── SOURCE MATERIAL

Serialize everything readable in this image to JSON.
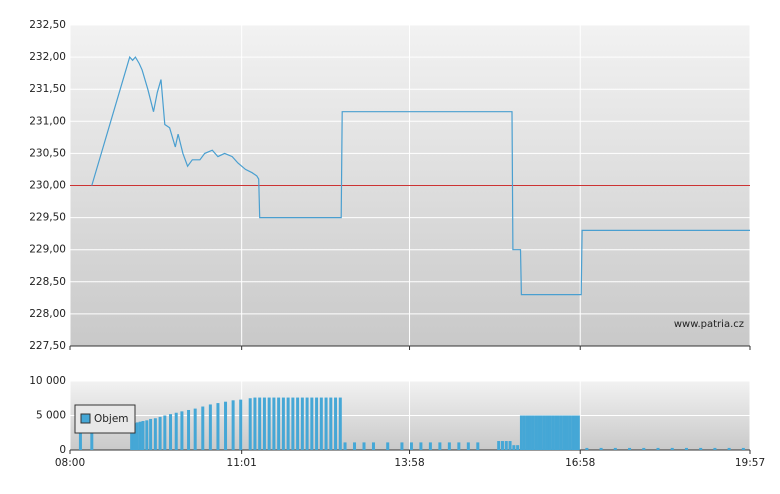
{
  "chart_data": [
    {
      "type": "line",
      "color": "#4a9fd0",
      "reference": 230,
      "reference_color": "#cc3333",
      "annotation": "www.patria.cz",
      "x": [
        "08:23",
        "09:03",
        "09:06",
        "09:09",
        "09:13",
        "09:16",
        "09:22",
        "09:28",
        "09:32",
        "09:36",
        "09:40",
        "09:45",
        "09:51",
        "09:54",
        "09:59",
        "10:04",
        "10:09",
        "10:17",
        "10:22",
        "10:30",
        "10:36",
        "10:43",
        "10:51",
        "10:57",
        "11:05",
        "11:12",
        "11:17",
        "11:19",
        "11:20",
        "12:46",
        "12:47",
        "15:46",
        "15:47",
        "15:55",
        "15:56",
        "16:59",
        "17:00",
        "19:57"
      ],
      "values": [
        230.0,
        232.0,
        231.95,
        232.0,
        231.9,
        231.8,
        231.5,
        231.15,
        231.45,
        231.65,
        230.95,
        230.9,
        230.6,
        230.8,
        230.5,
        230.3,
        230.4,
        230.4,
        230.5,
        230.55,
        230.45,
        230.5,
        230.45,
        230.35,
        230.25,
        230.2,
        230.15,
        230.1,
        229.5,
        229.5,
        231.15,
        231.15,
        229.0,
        229.0,
        228.3,
        228.3,
        229.3,
        229.3
      ],
      "ylim": [
        227.5,
        232.5
      ],
      "yticks": [
        {
          "value": 227.5,
          "label": "227,50"
        },
        {
          "value": 228,
          "label": "228,00"
        },
        {
          "value": 228.5,
          "label": "228,50"
        },
        {
          "value": 229,
          "label": "229,00"
        },
        {
          "value": 229.5,
          "label": "229,50"
        },
        {
          "value": 230,
          "label": "230,00"
        },
        {
          "value": 230.5,
          "label": "230,50"
        },
        {
          "value": 231,
          "label": "231,00"
        },
        {
          "value": 231.5,
          "label": "231,50"
        },
        {
          "value": 232,
          "label": "232,00"
        },
        {
          "value": 232.5,
          "label": "232,50"
        }
      ],
      "grid": true
    },
    {
      "type": "bar",
      "xlim": [
        "08:00",
        "19:57"
      ],
      "xticks": [
        "08:00",
        "11:01",
        "13:58",
        "16:58",
        "19:57"
      ],
      "x": [
        "08:11",
        "08:23",
        "09:05",
        "09:08",
        "09:11",
        "09:14",
        "09:17",
        "09:21",
        "09:25",
        "09:30",
        "09:35",
        "09:40",
        "09:46",
        "09:52",
        "09:58",
        "10:05",
        "10:12",
        "10:20",
        "10:28",
        "10:36",
        "10:44",
        "10:52",
        "11:00",
        "11:10",
        "11:15",
        "11:20",
        "11:25",
        "11:30",
        "11:35",
        "11:40",
        "11:45",
        "11:50",
        "11:55",
        "12:00",
        "12:05",
        "12:10",
        "12:15",
        "12:20",
        "12:25",
        "12:30",
        "12:35",
        "12:40",
        "12:45",
        "12:50",
        "13:00",
        "13:10",
        "13:20",
        "13:35",
        "13:50",
        "14:00",
        "14:10",
        "14:20",
        "14:30",
        "14:40",
        "14:50",
        "15:00",
        "15:10",
        "15:32",
        "15:36",
        "15:40",
        "15:44",
        "15:48",
        "15:52",
        "15:56",
        "15:59",
        "16:02",
        "16:05",
        "16:08",
        "16:11",
        "16:14",
        "16:17",
        "16:20",
        "16:23",
        "16:26",
        "16:29",
        "16:32",
        "16:35",
        "16:38",
        "16:41",
        "16:44",
        "16:47",
        "16:50",
        "16:53",
        "16:56",
        "17:05",
        "17:20",
        "17:35",
        "17:50",
        "18:05",
        "18:20",
        "18:35",
        "18:50",
        "19:05",
        "19:20",
        "19:35",
        "19:50"
      ],
      "series": [
        {
          "name": "Objem",
          "color": "#45a7d6",
          "values": [
            2900,
            2900,
            3800,
            3900,
            4000,
            4100,
            4200,
            4300,
            4500,
            4600,
            4800,
            5000,
            5200,
            5400,
            5600,
            5800,
            6000,
            6300,
            6600,
            6800,
            7000,
            7200,
            7300,
            7500,
            7600,
            7600,
            7600,
            7600,
            7600,
            7600,
            7600,
            7600,
            7600,
            7600,
            7600,
            7600,
            7600,
            7600,
            7600,
            7600,
            7600,
            7600,
            7600,
            1100,
            1100,
            1100,
            1100,
            1100,
            1100,
            1100,
            1100,
            1100,
            1100,
            1100,
            1100,
            1100,
            1100,
            1300,
            1300,
            1300,
            1300,
            700,
            700,
            5000,
            5000,
            5000,
            5000,
            5000,
            5000,
            5000,
            5000,
            5000,
            5000,
            5000,
            5000,
            5000,
            5000,
            5000,
            5000,
            5000,
            5000,
            5000,
            5000,
            5000,
            300,
            300,
            300,
            300,
            300,
            300,
            300,
            300,
            300,
            300,
            300,
            300
          ]
        }
      ],
      "ylim": [
        0,
        10000
      ],
      "yticks": [
        0,
        {
          "value": 5000,
          "label": "5 000"
        },
        {
          "value": 10000,
          "label": "10 000"
        }
      ],
      "grid": true
    }
  ]
}
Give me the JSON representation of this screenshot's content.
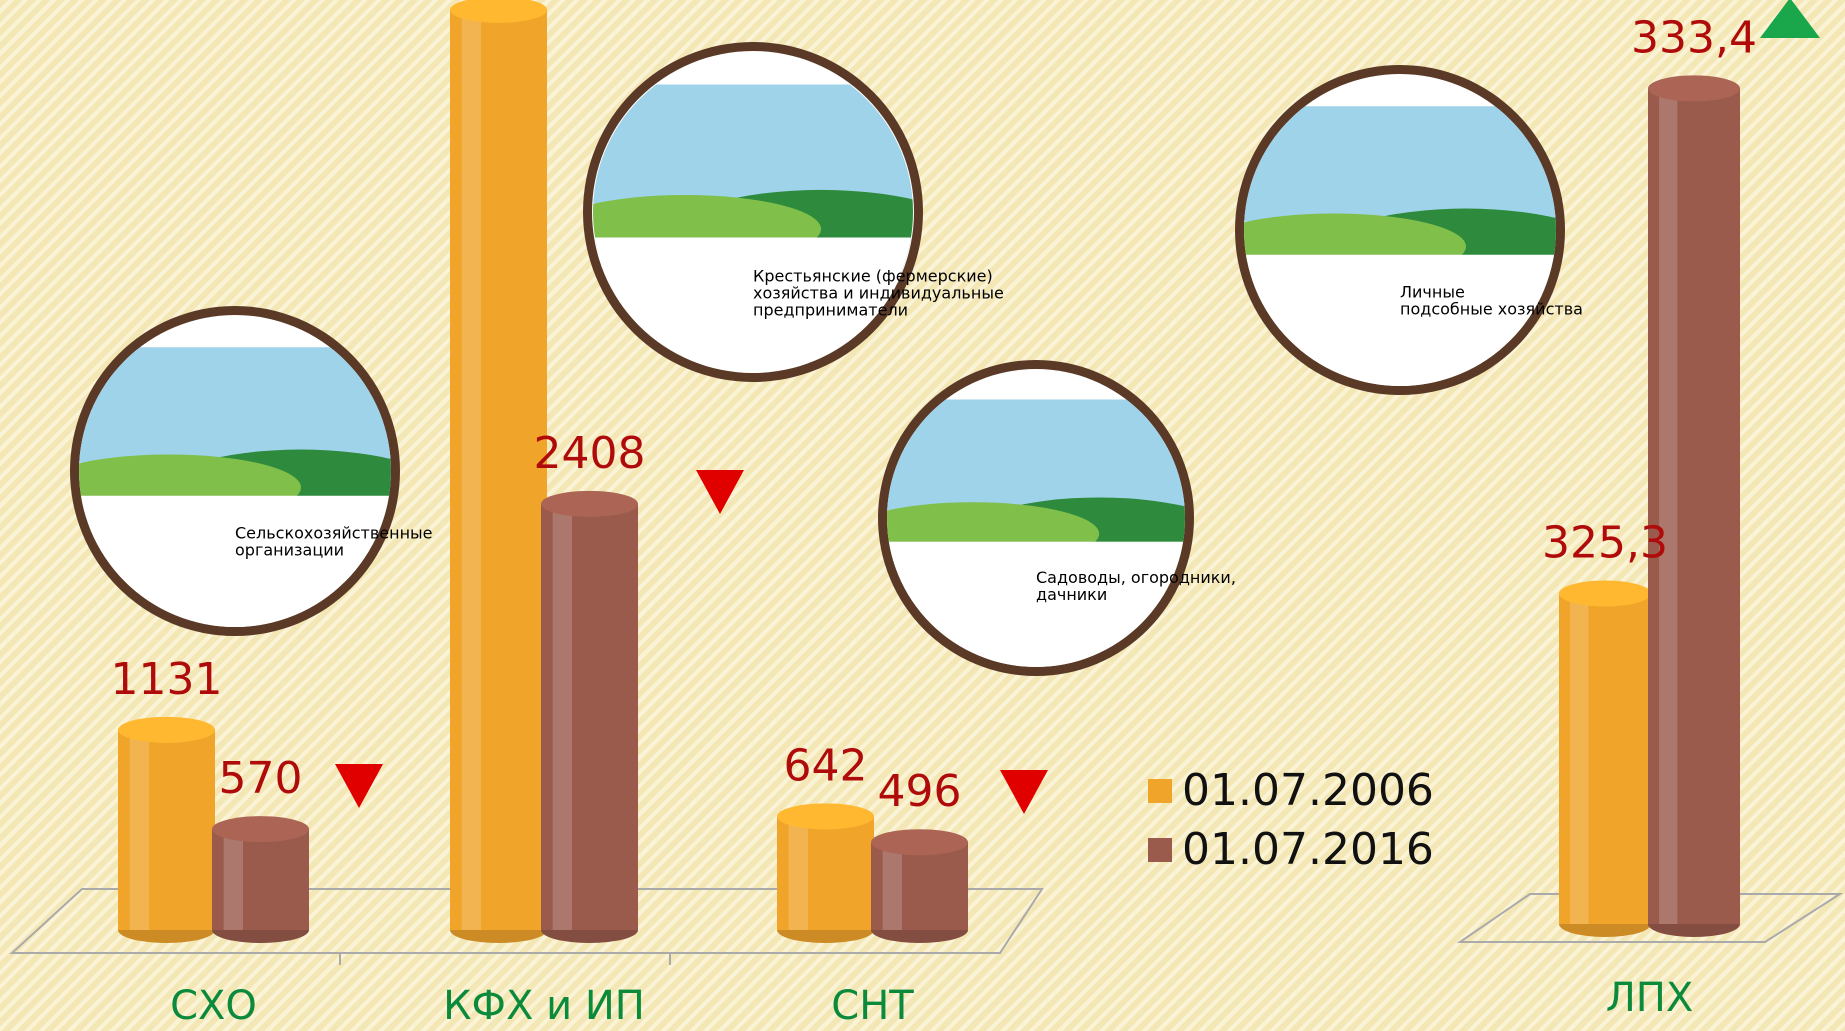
{
  "chart_data": [
    {
      "type": "bar",
      "categories": [
        "СХО",
        "КФХ и ИП",
        "СНТ"
      ],
      "series": [
        {
          "name": "01.07.2006",
          "color": "#f0a42a",
          "values": [
            1131,
            5200,
            642
          ],
          "value_labels": [
            "1131",
            null,
            "642"
          ]
        },
        {
          "name": "01.07.2016",
          "color": "#9a5a4c",
          "values": [
            570,
            2408,
            496
          ],
          "value_labels": [
            "570",
            "2408",
            "496"
          ]
        }
      ],
      "ylim": [
        0,
        5250
      ]
    },
    {
      "type": "bar",
      "categories": [
        "ЛПХ"
      ],
      "series": [
        {
          "color": "#f0a42a",
          "values": [
            325.3
          ],
          "value_labels": [
            "325,3"
          ]
        },
        {
          "color": "#9a5a4c",
          "values": [
            333.4
          ],
          "value_labels": [
            "333,4"
          ]
        }
      ],
      "ylim": [
        320,
        334
      ]
    }
  ],
  "badges": [
    {
      "lines": [
        "Сельскохозяйственные",
        "организации"
      ]
    },
    {
      "lines": [
        "Крестьянские (фермерские)",
        "хозяйства и индивидуальные",
        "предприниматели"
      ]
    },
    {
      "lines": [
        "Садоводы, огородники,",
        "дачники"
      ]
    },
    {
      "lines": [
        "Личные",
        "подсобные хозяйства"
      ]
    }
  ]
}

────

The entries above are to be returned exactly, without their pictures.

• _OUTPUT FOR THIS EXERCISE_
Serialize everything readable in this image to JSON.
{
  "chart_data": [
    {
      "type": "line",
      "color": "#4a9fd0",
      "reference": 230,
      "reference_color": "#cc3333",
      "annotation": "www.patria.cz",
      "x": [
        "08:23",
        "09:03",
        "09:06",
        "09:09",
        "09:13",
        "09:16",
        "09:22",
        "09:28",
        "09:32",
        "09:36",
        "09:40",
        "09:45",
        "09:51",
        "09:54",
        "09:59",
        "10:04",
        "10:09",
        "10:17",
        "10:22",
        "10:30",
        "10:36",
        "10:43",
        "10:51",
        "10:57",
        "11:05",
        "11:12",
        "11:17",
        "11:19",
        "11:20",
        "12:46",
        "12:47",
        "15:46",
        "15:47",
        "15:55",
        "15:56",
        "16:59",
        "17:00",
        "19:57"
      ],
      "values": [
        230.0,
        232.0,
        231.95,
        232.0,
        231.9,
        231.8,
        231.5,
        231.15,
        231.45,
        231.65,
        230.95,
        230.9,
        230.6,
        230.8,
        230.5,
        230.3,
        230.4,
        230.4,
        230.5,
        230.55,
        230.45,
        230.5,
        230.45,
        230.35,
        230.25,
        230.2,
        230.15,
        230.1,
        229.5,
        229.5,
        231.15,
        231.15,
        229.0,
        229.0,
        228.3,
        228.3,
        229.3,
        229.3
      ],
      "ylim": [
        227.5,
        232.5
      ],
      "yticks": [
        {
          "value": 227.5,
          "label": "227,50"
        },
        {
          "value": 228,
          "label": "228,00"
        },
        {
          "value": 228.5,
          "label": "228,50"
        },
        {
          "value": 229,
          "label": "229,00"
        },
        {
          "value": 229.5,
          "label": "229,50"
        },
        {
          "value": 230,
          "label": "230,00"
        },
        {
          "value": 230.5,
          "label": "230,50"
        },
        {
          "value": 231,
          "label": "231,00"
        },
        {
          "value": 231.5,
          "label": "231,50"
        },
        {
          "value": 232,
          "label": "232,00"
        },
        {
          "value": 232.5,
          "label": "232,50"
        }
      ],
      "grid": true
    },
    {
      "type": "bar",
      "xlim": [
        "08:00",
        "19:57"
      ],
      "xticks": [
        "08:00",
        "11:01",
        "13:58",
        "16:58",
        "19:57"
      ],
      "x": [
        "08:11",
        "08:23",
        "09:05",
        "09:08",
        "09:11",
        "09:14",
        "09:17",
        "09:21",
        "09:25",
        "09:30",
        "09:35",
        "09:40",
        "09:46",
        "09:52",
        "09:58",
        "10:05",
        "10:12",
        "10:20",
        "10:28",
        "10:36",
        "10:44",
        "10:52",
        "11:00",
        "11:10",
        "11:15",
        "11:20",
        "11:25",
        "11:30",
        "11:35",
        "11:40",
        "11:45",
        "11:50",
        "11:55",
        "12:00",
        "12:05",
        "12:10",
        "12:15",
        "12:20",
        "12:25",
        "12:30",
        "12:35",
        "12:40",
        "12:45",
        "12:50",
        "13:00",
        "13:10",
        "13:20",
        "13:35",
        "13:50",
        "14:00",
        "14:10",
        "14:20",
        "14:30",
        "14:40",
        "14:50",
        "15:00",
        "15:10",
        "15:32",
        "15:36",
        "15:40",
        "15:44",
        "15:48",
        "15:52",
        "15:56",
        "15:59",
        "16:02",
        "16:05",
        "16:08",
        "16:11",
        "16:14",
        "16:17",
        "16:20",
        "16:23",
        "16:26",
        "16:29",
        "16:32",
        "16:35",
        "16:38",
        "16:41",
        "16:44",
        "16:47",
        "16:50",
        "16:53",
        "16:56",
        "17:05",
        "17:20",
        "17:35",
        "17:50",
        "18:05",
        "18:20",
        "18:35",
        "18:50",
        "19:05",
        "19:20",
        "19:35",
        "19:50"
      ],
      "series": [
        {
          "name": "Objem",
          "color": "#45a7d6",
          "values": [
            2900,
            2900,
            3800,
            3900,
            4000,
            4100,
            4200,
            4300,
            4500,
            4600,
            4800,
            5000,
            5200,
            5400,
            5600,
            5800,
            6000,
            6300,
            6600,
            6800,
            7000,
            7200,
            7300,
            7500,
            7600,
            7600,
            7600,
            7600,
            7600,
            7600,
            7600,
            7600,
            7600,
            7600,
            7600,
            7600,
            7600,
            7600,
            7600,
            7600,
            7600,
            7600,
            7600,
            1100,
            1100,
            1100,
            1100,
            1100,
            1100,
            1100,
            1100,
            1100,
            1100,
            1100,
            1100,
            1100,
            1100,
            1300,
            1300,
            1300,
            1300,
            700,
            700,
            5000,
            5000,
            5000,
            5000,
            5000,
            5000,
            5000,
            5000,
            5000,
            5000,
            5000,
            5000,
            5000,
            5000,
            5000,
            5000,
            5000,
            5000,
            5000,
            5000,
            5000,
            300,
            300,
            300,
            300,
            300,
            300,
            300,
            300,
            300,
            300,
            300,
            300
          ]
        }
      ],
      "ylim": [
        0,
        10000
      ],
      "yticks": [
        0,
        {
          "value": 5000,
          "label": "5 000"
        },
        {
          "value": 10000,
          "label": "10 000"
        }
      ],
      "grid": true
    }
  ]
}
Give me the JSON representation of this screenshot's content.
{
  "chart_data": [
    {
      "type": "bar",
      "categories": [
        "СХО",
        "КФХ и ИП",
        "СНТ"
      ],
      "series": [
        {
          "name": "01.07.2006",
          "color": "#f0a42a",
          "values": [
            1131,
            5200,
            642
          ],
          "value_labels": [
            "1131",
            null,
            "642"
          ]
        },
        {
          "name": "01.07.2016",
          "color": "#9a5a4c",
          "values": [
            570,
            2408,
            496
          ],
          "value_labels": [
            "570",
            "2408",
            "496"
          ]
        }
      ],
      "ylim": [
        0,
        5250
      ]
    },
    {
      "type": "bar",
      "categories": [
        "ЛПХ"
      ],
      "series": [
        {
          "color": "#f0a42a",
          "values": [
            325.3
          ],
          "value_labels": [
            "325,3"
          ]
        },
        {
          "color": "#9a5a4c",
          "values": [
            333.4
          ],
          "value_labels": [
            "333,4"
          ]
        }
      ],
      "ylim": [
        320,
        334
      ]
    }
  ],
  "badges": [
    {
      "lines": [
        "Сельскохозяйственные",
        "организации"
      ]
    },
    {
      "lines": [
        "Крестьянские (фермерские)",
        "хозяйства и индивидуальные",
        "предприниматели"
      ]
    },
    {
      "lines": [
        "Садоводы, огородники,",
        "дачники"
      ]
    },
    {
      "lines": [
        "Личные",
        "подсобные хозяйства"
      ]
    }
  ]
}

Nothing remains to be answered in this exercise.